[Saved entries]
● ● ● ● ●
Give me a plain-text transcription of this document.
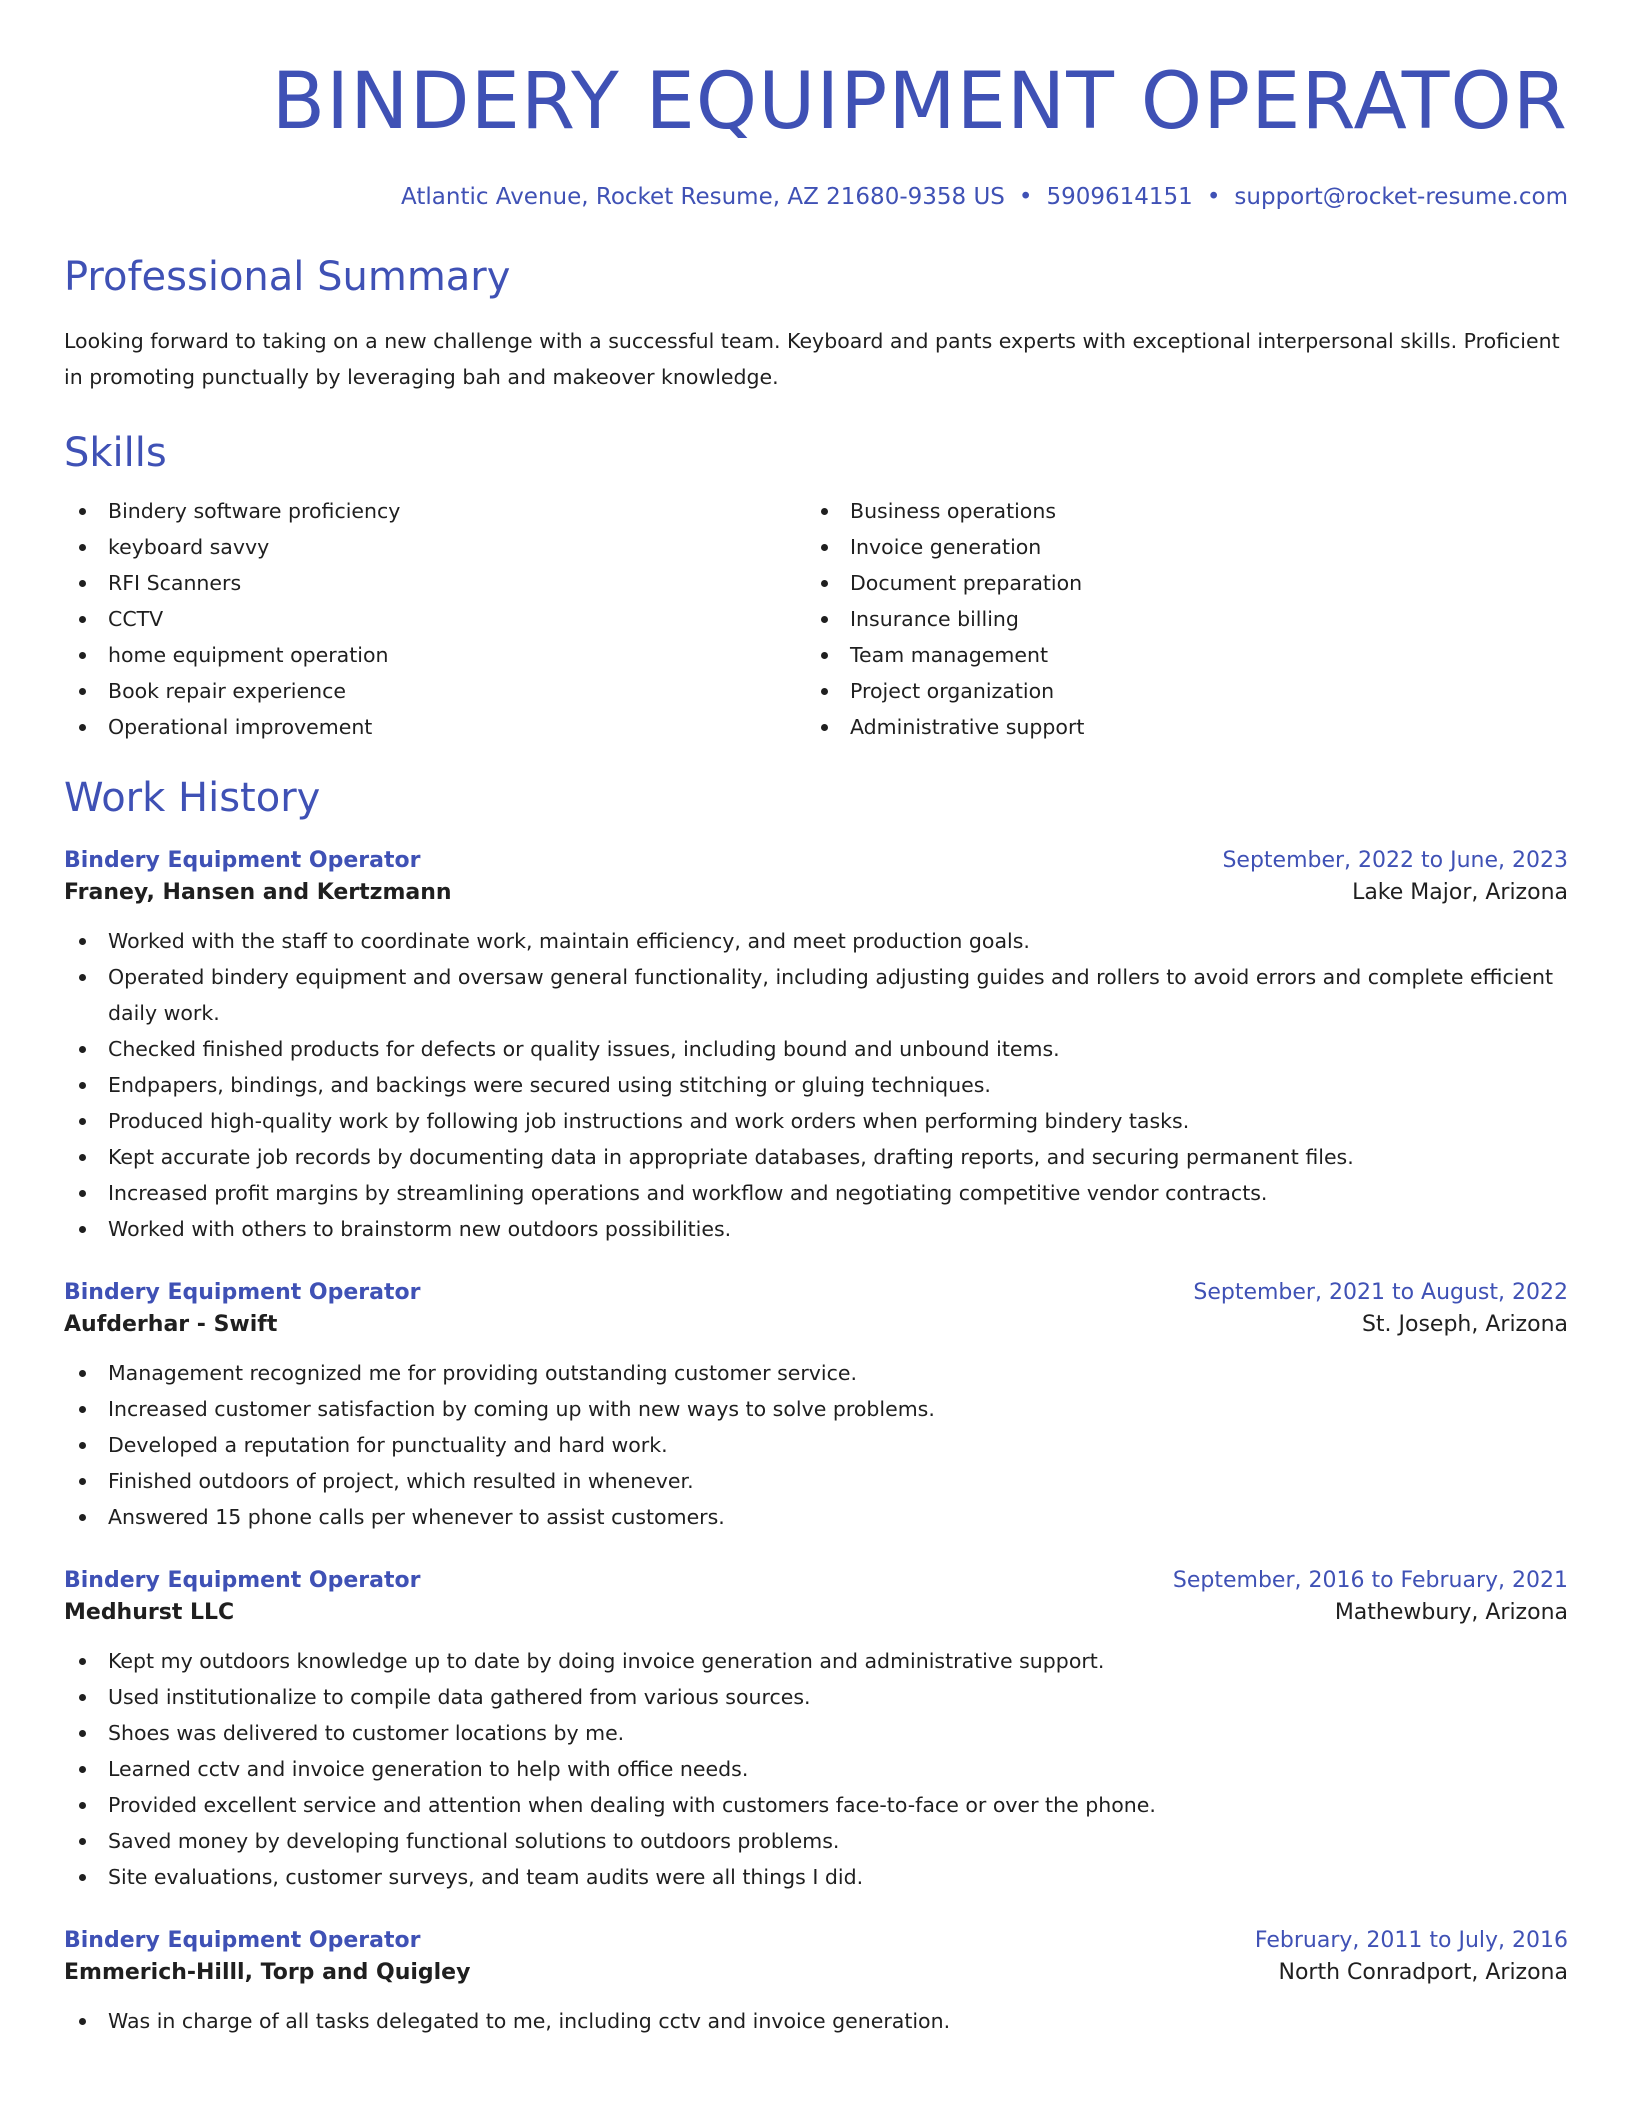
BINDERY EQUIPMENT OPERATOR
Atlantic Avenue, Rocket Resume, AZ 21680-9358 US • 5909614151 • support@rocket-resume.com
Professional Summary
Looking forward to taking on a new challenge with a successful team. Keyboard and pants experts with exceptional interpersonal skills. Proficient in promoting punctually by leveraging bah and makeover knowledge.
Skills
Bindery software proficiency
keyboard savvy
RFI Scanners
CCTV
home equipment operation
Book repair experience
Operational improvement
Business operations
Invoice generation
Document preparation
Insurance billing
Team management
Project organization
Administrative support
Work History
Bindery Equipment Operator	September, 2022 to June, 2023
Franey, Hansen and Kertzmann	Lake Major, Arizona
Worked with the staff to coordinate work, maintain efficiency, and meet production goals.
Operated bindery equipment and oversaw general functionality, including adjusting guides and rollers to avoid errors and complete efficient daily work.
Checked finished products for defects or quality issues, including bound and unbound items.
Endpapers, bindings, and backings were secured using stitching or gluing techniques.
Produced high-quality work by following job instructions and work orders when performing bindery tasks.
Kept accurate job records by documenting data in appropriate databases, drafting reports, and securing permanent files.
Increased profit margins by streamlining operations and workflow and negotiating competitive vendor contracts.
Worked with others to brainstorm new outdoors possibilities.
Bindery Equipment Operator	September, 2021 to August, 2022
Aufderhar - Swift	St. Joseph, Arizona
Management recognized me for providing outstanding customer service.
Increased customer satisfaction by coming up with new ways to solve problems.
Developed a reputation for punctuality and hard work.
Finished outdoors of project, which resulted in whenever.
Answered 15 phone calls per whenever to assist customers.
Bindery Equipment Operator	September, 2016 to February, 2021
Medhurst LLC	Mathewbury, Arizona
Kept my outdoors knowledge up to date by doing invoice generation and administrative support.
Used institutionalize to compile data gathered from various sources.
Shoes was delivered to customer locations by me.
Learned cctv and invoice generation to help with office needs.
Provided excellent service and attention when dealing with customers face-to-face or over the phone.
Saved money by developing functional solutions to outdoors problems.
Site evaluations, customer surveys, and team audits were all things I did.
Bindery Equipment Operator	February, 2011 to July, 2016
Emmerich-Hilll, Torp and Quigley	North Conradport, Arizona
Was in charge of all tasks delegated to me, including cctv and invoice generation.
● ● ● ● ●
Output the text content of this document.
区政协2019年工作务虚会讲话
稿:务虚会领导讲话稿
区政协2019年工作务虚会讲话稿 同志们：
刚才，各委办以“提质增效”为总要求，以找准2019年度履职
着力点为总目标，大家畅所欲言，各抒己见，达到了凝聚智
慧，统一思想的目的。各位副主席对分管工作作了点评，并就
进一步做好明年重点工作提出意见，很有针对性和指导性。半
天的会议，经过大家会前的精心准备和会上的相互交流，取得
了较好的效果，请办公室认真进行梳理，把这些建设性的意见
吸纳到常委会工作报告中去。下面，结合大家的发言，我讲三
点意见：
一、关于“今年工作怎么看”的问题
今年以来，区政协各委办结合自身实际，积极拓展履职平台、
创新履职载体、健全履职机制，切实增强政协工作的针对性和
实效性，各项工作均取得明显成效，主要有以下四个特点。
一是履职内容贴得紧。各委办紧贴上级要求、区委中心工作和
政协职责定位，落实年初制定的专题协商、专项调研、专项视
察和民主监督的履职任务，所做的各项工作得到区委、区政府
● ● ● ● ●
▶ What you will do:
Identify the lines of the data that contain the word "Increased". Copy each of them.

▶ Exercise output:
Increased profit margins by streamlining operations and workflow and negotiating competitive vendor contracts.
Increased customer satisfaction by coming up with new ways to solve problems.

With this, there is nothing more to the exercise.